:: Exercise ::
Return all of the lines below exactly as they are.

● ● ● ●

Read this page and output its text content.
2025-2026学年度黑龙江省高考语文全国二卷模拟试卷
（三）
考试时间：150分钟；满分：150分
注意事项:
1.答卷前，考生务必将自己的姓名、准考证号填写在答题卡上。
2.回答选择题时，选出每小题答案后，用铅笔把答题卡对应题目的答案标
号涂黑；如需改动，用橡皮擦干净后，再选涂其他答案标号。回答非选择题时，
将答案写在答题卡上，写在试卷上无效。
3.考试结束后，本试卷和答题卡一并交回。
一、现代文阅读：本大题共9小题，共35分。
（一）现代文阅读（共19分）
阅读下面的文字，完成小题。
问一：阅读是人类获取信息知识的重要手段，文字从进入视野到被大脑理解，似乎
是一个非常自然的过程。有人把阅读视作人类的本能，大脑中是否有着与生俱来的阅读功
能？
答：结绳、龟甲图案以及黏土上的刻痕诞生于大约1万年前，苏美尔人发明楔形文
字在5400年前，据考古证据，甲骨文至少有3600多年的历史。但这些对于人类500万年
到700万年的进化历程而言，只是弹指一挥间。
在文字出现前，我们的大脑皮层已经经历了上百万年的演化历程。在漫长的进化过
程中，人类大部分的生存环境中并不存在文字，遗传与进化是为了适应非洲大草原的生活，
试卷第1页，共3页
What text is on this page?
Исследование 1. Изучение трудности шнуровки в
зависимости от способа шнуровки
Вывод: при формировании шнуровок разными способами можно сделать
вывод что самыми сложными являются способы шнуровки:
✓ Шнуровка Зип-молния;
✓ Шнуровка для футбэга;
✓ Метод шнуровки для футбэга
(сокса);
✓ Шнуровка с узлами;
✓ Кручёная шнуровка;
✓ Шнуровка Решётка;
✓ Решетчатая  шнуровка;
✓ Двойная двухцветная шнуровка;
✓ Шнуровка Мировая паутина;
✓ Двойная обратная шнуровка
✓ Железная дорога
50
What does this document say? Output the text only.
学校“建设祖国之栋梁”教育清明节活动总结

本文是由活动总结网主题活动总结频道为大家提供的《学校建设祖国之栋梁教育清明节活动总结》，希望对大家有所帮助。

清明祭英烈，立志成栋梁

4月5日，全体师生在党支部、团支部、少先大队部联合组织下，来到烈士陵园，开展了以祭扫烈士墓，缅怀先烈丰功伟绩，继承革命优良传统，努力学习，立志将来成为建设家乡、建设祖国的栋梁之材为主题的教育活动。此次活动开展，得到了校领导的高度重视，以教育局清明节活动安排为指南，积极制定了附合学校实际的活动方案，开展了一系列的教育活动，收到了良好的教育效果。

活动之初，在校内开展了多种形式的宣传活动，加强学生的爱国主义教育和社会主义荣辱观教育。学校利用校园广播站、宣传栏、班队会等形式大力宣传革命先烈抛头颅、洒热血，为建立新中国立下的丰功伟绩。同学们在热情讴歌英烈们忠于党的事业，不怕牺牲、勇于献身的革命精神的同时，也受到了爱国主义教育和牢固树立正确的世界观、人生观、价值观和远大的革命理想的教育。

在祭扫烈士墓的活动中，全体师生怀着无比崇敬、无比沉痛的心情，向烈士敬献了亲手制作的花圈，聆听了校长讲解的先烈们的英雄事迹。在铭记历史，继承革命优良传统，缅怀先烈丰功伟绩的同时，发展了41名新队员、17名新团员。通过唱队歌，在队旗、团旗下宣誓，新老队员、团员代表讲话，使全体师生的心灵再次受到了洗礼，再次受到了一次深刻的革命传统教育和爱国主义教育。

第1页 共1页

● ● ● ●

:: Exercise answer ::
Read this page and output its text content.
2025-2026学年度黑龙江省高考语文全国二卷模拟试卷
（三）
考试时间：150分钟；满分：150分
注意事项:
1.答卷前，考生务必将自己的姓名、准考证号填写在答题卡上。
2.回答选择题时，选出每小题答案后，用铅笔把答题卡对应题目的答案标
号涂黑；如需改动，用橡皮擦干净后，再选涂其他答案标号。回答非选择题时，
将答案写在答题卡上，写在试卷上无效。
3.考试结束后，本试卷和答题卡一并交回。
一、现代文阅读：本大题共9小题，共35分。
（一）现代文阅读（共19分）
阅读下面的文字，完成小题。
问一：阅读是人类获取信息知识的重要手段，文字从进入视野到被大脑理解，似乎
是一个非常自然的过程。有人把阅读视作人类的本能，大脑中是否有着与生俱来的阅读功
能？
答：结绳、龟甲图案以及黏土上的刻痕诞生于大约1万年前，苏美尔人发明楔形文
字在5400年前，据考古证据，甲骨文至少有3600多年的历史。但这些对于人类500万年
到700万年的进化历程而言，只是弹指一挥间。
在文字出现前，我们的大脑皮层已经经历了上百万年的演化历程。在漫长的进化过
程中，人类大部分的生存环境中并不存在文字，遗传与进化是为了适应非洲大草原的生活，
试卷第1页，共3页
What text is on this page?
Исследование 1. Изучение трудности шнуровки в
зависимости от способа шнуровки
Вывод: при формировании шнуровок разными способами можно сделать
вывод что самыми сложными являются способы шнуровки:
✓ Шнуровка Зип-молния;
✓ Шнуровка для футбэга;
✓ Метод шнуровки для футбэга
(сокса);
✓ Шнуровка с узлами;
✓ Кручёная шнуровка;
✓ Шнуровка Решётка;
✓ Решетчатая  шнуровка;
✓ Двойная двухцветная шнуровка;
✓ Шнуровка Мировая паутина;
✓ Двойная обратная шнуровка
✓ Железная дорога
50
What does this document say? Output the text only.
学校“建设祖国之栋梁”教育清明节活动总结

本文是由活动总结网主题活动总结频道为大家提供的《学校建设祖国之栋梁教育清明节活动总结》，希望对大家有所帮助。

清明祭英烈，立志成栋梁

4月5日，全体师生在党支部、团支部、少先大队部联合组织下，来到烈士陵园，开展了以祭扫烈士墓，缅怀先烈丰功伟绩，继承革命优良传统，努力学习，立志将来成为建设家乡、建设祖国的栋梁之材为主题的教育活动。此次活动开展，得到了校领导的高度重视，以教育局清明节活动安排为指南，积极制定了附合学校实际的活动方案，开展了一系列的教育活动，收到了良好的教育效果。

活动之初，在校内开展了多种形式的宣传活动，加强学生的爱国主义教育和社会主义荣辱观教育。学校利用校园广播站、宣传栏、班队会等形式大力宣传革命先烈抛头颅、洒热血，为建立新中国立下的丰功伟绩。同学们在热情讴歌英烈们忠于党的事业，不怕牺牲、勇于献身的革命精神的同时，也受到了爱国主义教育和牢固树立正确的世界观、人生观、价值观和远大的革命理想的教育。

在祭扫烈士墓的活动中，全体师生怀着无比崇敬、无比沉痛的心情，向烈士敬献了亲手制作的花圈，聆听了校长讲解的先烈们的英雄事迹。在铭记历史，继承革命优良传统，缅怀先烈丰功伟绩的同时，发展了41名新队员、17名新团员。通过唱队歌，在队旗、团旗下宣誓，新老队员、团员代表讲话，使全体师生的心灵再次受到了洗礼，再次受到了一次深刻的革命传统教育和爱国主义教育。

第1页 共1页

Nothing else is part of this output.